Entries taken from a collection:
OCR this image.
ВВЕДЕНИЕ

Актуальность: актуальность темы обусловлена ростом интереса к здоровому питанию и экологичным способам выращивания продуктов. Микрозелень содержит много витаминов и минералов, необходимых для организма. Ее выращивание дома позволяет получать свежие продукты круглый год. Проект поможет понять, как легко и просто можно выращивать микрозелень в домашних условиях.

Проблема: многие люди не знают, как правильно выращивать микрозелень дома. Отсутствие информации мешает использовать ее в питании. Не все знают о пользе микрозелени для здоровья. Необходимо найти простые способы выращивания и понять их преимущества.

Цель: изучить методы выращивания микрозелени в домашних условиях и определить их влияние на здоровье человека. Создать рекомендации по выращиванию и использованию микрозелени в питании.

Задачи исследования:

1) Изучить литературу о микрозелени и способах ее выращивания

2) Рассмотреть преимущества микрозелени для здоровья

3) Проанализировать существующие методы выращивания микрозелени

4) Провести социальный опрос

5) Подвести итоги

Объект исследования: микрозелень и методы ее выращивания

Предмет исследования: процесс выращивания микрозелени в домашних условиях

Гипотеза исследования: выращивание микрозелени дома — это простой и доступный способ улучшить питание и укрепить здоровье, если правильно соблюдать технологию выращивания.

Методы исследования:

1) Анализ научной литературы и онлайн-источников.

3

=== Short exercise ===
Exactly reproduce every line found in the records.

=== Output ===
OCR this image.
ВВЕДЕНИЕ

Актуальность: актуальность темы обусловлена ростом интереса к здоровому питанию и экологичным способам выращивания продуктов. Микрозелень содержит много витаминов и минералов, необходимых для организма. Ее выращивание дома позволяет получать свежие продукты круглый год. Проект поможет понять, как легко и просто можно выращивать микрозелень в домашних условиях.

Проблема: многие люди не знают, как правильно выращивать микрозелень дома. Отсутствие информации мешает использовать ее в питании. Не все знают о пользе микрозелени для здоровья. Необходимо найти простые способы выращивания и понять их преимущества.

Цель: изучить методы выращивания микрозелени в домашних условиях и определить их влияние на здоровье человека. Создать рекомендации по выращиванию и использованию микрозелени в питании.

Задачи исследования:

1) Изучить литературу о микрозелени и способах ее выращивания

2) Рассмотреть преимущества микрозелени для здоровья

3) Проанализировать существующие методы выращивания микрозелени

4) Провести социальный опрос

5) Подвести итоги

Объект исследования: микрозелень и методы ее выращивания

Предмет исследования: процесс выращивания микрозелени в домашних условиях

Гипотеза исследования: выращивание микрозелени дома — это простой и доступный способ улучшить питание и укрепить здоровье, если правильно соблюдать технологию выращивания.

Методы исследования:

1) Анализ научной литературы и онлайн-источников.

3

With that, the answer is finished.